OBJECTIVE:
Pull every line containing the word "verification" from the records.

Extracted data entries
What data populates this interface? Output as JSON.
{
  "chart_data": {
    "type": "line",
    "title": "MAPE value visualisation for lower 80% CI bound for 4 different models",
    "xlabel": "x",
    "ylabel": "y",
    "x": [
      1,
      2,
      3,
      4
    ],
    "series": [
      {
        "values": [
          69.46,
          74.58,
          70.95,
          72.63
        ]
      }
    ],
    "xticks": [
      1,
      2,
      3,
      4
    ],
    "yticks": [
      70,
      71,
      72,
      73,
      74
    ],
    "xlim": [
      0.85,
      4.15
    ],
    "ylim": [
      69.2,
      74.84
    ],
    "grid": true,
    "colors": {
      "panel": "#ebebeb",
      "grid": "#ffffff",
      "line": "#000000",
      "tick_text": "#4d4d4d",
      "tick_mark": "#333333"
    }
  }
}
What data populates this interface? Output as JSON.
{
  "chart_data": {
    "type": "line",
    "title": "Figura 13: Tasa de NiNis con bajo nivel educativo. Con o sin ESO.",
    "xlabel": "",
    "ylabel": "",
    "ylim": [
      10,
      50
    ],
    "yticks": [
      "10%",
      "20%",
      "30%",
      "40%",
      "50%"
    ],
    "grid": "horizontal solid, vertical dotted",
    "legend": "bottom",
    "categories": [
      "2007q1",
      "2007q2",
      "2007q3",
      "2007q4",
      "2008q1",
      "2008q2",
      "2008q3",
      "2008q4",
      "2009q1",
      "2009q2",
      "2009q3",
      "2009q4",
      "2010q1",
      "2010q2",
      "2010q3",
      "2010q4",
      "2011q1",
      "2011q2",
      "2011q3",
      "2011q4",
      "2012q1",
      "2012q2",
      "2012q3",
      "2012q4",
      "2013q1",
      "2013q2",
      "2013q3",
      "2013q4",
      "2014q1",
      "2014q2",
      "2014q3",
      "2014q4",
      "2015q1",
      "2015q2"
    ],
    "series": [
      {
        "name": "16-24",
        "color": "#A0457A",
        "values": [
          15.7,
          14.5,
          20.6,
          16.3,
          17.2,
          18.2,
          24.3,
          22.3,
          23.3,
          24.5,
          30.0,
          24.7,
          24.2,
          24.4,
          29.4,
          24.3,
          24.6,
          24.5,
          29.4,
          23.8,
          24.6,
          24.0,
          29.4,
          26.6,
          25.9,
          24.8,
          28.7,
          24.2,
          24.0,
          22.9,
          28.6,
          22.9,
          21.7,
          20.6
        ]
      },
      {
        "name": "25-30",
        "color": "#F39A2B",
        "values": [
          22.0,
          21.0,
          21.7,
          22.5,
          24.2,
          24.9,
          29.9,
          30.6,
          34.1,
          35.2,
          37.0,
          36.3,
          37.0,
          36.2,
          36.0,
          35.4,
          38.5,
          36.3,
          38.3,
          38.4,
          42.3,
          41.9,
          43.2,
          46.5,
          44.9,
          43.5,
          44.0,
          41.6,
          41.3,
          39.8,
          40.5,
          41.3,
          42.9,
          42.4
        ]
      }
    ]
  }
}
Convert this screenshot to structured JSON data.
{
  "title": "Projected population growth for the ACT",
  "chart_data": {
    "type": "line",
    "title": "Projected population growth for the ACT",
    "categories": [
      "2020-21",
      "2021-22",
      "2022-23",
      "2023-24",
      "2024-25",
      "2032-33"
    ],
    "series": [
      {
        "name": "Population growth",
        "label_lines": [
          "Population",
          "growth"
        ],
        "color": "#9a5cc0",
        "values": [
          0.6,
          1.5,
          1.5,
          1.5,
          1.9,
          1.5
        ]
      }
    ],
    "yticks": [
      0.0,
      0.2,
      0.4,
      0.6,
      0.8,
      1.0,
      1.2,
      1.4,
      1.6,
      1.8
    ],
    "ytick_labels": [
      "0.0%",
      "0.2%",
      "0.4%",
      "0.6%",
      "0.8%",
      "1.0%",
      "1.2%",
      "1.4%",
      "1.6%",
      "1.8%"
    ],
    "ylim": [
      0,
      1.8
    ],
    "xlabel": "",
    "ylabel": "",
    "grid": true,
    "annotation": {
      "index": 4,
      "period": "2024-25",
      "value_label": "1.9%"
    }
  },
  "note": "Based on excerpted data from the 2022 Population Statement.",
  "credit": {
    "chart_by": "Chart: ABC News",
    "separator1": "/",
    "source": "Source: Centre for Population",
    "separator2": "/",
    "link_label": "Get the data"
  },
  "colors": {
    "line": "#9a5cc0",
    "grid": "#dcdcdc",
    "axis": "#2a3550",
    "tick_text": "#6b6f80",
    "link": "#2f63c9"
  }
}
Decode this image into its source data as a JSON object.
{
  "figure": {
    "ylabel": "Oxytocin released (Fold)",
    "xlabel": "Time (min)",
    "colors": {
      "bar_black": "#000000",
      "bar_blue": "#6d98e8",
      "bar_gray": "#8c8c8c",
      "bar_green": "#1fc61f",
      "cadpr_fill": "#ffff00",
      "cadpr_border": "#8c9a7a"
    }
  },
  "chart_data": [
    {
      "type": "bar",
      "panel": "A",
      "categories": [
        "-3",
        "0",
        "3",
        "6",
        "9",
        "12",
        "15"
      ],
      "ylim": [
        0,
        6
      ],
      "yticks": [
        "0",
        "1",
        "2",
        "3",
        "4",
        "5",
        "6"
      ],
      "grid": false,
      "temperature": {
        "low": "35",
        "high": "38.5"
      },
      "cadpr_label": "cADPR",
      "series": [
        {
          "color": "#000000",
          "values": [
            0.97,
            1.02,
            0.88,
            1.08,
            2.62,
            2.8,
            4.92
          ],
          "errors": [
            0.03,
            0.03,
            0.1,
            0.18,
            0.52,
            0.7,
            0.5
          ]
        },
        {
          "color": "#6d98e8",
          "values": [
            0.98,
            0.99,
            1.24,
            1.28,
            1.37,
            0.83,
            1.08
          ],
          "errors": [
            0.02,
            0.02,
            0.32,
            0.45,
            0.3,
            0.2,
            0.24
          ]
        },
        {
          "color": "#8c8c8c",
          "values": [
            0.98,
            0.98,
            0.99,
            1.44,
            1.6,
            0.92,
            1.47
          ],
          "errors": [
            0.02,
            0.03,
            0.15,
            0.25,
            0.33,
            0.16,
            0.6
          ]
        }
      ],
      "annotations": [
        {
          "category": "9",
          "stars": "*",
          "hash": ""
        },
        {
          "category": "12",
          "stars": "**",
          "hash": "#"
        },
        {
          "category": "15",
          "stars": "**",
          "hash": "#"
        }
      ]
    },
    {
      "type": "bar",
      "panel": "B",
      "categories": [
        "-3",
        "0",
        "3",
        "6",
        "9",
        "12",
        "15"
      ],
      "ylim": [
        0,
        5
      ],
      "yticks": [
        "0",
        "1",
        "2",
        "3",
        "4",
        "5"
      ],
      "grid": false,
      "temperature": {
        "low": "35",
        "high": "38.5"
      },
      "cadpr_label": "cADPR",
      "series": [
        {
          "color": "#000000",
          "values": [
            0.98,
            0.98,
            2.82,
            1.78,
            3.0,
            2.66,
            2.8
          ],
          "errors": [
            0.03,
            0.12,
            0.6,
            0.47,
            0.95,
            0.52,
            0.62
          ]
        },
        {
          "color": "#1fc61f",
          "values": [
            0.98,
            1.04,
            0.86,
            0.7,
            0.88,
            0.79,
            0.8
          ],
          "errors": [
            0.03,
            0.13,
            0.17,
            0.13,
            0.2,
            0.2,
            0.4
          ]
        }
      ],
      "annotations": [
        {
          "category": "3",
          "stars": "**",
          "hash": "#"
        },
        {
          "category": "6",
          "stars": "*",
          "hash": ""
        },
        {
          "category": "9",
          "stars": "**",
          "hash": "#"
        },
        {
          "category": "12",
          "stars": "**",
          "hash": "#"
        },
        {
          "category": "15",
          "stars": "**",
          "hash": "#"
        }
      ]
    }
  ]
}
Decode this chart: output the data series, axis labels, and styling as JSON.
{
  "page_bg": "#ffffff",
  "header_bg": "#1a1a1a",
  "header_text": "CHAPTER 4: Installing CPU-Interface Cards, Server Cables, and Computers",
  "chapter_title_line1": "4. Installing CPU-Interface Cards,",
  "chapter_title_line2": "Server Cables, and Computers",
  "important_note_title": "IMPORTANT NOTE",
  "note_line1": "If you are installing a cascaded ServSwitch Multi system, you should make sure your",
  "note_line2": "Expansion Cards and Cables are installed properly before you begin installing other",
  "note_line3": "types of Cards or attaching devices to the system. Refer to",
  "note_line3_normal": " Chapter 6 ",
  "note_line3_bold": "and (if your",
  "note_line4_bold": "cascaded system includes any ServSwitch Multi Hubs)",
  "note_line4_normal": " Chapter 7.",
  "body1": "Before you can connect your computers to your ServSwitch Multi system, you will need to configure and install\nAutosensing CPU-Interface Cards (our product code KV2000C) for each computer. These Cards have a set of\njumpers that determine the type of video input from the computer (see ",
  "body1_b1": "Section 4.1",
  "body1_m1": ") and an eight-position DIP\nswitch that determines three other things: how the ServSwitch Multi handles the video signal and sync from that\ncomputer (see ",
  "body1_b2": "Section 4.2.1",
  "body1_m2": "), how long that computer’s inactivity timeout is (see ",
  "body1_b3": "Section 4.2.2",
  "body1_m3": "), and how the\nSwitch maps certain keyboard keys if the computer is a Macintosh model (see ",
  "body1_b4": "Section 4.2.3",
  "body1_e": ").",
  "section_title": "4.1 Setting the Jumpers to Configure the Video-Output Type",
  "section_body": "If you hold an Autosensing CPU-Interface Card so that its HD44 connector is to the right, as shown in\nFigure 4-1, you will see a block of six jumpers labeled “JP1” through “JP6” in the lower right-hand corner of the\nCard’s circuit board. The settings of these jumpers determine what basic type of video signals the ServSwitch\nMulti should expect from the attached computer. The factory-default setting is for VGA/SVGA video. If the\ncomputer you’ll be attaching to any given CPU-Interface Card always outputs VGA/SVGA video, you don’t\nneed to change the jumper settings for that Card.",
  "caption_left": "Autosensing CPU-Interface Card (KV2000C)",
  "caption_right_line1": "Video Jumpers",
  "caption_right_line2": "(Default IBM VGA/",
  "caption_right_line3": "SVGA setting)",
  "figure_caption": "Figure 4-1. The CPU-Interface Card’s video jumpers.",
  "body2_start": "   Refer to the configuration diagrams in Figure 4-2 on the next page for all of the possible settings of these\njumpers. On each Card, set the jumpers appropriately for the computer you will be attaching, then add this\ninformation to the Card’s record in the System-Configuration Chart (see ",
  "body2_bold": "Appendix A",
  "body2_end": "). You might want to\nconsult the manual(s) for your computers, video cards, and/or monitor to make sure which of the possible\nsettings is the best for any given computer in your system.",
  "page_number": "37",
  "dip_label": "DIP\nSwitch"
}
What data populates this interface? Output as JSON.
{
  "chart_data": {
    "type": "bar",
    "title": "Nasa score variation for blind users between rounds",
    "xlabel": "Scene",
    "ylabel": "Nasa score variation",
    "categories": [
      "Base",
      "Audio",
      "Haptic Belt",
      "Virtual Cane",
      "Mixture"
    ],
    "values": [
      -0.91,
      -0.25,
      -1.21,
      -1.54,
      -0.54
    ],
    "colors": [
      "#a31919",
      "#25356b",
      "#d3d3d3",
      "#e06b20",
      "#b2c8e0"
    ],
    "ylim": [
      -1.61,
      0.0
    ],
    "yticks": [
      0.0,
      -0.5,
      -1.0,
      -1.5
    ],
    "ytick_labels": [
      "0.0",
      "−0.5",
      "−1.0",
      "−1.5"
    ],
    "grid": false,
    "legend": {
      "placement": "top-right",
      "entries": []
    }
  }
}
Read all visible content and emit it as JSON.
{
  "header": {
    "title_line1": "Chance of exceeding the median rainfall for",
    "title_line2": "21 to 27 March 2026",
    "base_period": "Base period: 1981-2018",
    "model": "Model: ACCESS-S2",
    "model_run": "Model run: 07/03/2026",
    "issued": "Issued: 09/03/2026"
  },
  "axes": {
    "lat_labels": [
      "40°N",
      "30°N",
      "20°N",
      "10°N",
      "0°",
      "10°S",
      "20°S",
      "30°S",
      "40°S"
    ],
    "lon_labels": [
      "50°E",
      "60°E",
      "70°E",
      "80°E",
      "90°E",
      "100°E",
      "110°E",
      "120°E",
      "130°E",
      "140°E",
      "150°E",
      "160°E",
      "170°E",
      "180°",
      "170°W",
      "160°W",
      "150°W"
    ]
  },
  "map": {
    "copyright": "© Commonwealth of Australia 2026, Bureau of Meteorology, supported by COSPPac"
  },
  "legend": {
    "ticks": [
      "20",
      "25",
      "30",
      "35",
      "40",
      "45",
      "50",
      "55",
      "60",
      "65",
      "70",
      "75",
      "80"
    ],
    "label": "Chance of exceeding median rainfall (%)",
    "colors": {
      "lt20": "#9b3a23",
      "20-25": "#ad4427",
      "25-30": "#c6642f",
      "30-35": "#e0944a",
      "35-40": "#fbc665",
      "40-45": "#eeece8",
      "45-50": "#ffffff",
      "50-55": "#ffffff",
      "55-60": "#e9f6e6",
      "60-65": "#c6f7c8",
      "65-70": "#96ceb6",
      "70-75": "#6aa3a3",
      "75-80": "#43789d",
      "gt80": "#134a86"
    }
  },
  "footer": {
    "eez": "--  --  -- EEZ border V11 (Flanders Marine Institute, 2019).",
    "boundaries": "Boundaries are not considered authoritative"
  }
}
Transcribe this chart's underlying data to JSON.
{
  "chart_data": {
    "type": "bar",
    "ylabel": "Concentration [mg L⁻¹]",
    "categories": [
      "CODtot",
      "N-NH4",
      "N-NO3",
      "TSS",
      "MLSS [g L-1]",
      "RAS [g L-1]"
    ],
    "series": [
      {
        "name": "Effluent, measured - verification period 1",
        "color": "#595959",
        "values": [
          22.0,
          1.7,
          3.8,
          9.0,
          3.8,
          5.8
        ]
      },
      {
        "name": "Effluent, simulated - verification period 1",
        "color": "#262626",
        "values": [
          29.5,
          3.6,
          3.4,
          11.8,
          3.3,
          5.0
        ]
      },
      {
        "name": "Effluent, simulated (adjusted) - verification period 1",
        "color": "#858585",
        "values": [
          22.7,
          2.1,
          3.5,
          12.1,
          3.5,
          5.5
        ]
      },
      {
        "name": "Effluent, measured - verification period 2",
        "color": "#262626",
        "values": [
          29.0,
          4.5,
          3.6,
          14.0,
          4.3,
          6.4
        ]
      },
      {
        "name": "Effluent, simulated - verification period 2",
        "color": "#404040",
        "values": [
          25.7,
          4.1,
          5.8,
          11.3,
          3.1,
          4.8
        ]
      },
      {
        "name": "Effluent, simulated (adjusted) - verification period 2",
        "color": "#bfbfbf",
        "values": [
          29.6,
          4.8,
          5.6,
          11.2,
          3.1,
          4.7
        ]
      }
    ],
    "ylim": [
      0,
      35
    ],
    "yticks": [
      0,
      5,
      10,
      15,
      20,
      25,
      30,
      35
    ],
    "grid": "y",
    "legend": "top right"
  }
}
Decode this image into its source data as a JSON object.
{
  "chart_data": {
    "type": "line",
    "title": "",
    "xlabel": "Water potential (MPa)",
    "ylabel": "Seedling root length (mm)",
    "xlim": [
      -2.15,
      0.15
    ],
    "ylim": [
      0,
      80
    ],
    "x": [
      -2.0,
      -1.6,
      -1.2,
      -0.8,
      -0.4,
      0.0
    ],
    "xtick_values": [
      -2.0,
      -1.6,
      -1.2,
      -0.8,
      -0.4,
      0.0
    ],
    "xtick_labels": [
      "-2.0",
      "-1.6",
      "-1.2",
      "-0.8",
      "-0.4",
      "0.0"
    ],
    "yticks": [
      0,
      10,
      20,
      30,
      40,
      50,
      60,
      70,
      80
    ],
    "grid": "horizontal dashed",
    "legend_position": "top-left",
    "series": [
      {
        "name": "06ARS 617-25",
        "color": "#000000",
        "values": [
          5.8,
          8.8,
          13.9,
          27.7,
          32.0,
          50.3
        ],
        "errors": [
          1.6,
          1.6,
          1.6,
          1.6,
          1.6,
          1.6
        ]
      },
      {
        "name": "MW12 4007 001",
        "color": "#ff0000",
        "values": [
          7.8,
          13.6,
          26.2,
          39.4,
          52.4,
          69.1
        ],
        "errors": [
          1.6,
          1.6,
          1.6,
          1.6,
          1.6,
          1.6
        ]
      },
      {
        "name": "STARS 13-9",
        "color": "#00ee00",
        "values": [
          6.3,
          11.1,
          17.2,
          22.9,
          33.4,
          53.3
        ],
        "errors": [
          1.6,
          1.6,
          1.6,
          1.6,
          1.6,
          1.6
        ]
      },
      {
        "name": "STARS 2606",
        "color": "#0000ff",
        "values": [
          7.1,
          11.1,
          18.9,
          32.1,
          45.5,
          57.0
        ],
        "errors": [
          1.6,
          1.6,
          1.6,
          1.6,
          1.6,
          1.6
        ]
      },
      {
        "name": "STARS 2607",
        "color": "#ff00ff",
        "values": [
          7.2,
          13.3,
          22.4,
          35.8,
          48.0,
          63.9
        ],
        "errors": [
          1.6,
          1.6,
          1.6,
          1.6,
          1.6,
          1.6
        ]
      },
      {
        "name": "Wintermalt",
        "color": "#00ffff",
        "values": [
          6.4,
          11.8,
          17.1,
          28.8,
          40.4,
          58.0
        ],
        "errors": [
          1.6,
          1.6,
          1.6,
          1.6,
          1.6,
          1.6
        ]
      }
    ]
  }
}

CORRECT ANSWER:
        "name": "Effluent, measured - verification period 1",
        "name": "Effluent, simulated - verification period 1",
        "name": "Effluent, simulated (adjusted) - verification period 1",
        "name": "Effluent, measured - verification period 2",
        "name": "Effluent, simulated - verification period 2",
        "name": "Effluent, simulated (adjusted) - verification period 2",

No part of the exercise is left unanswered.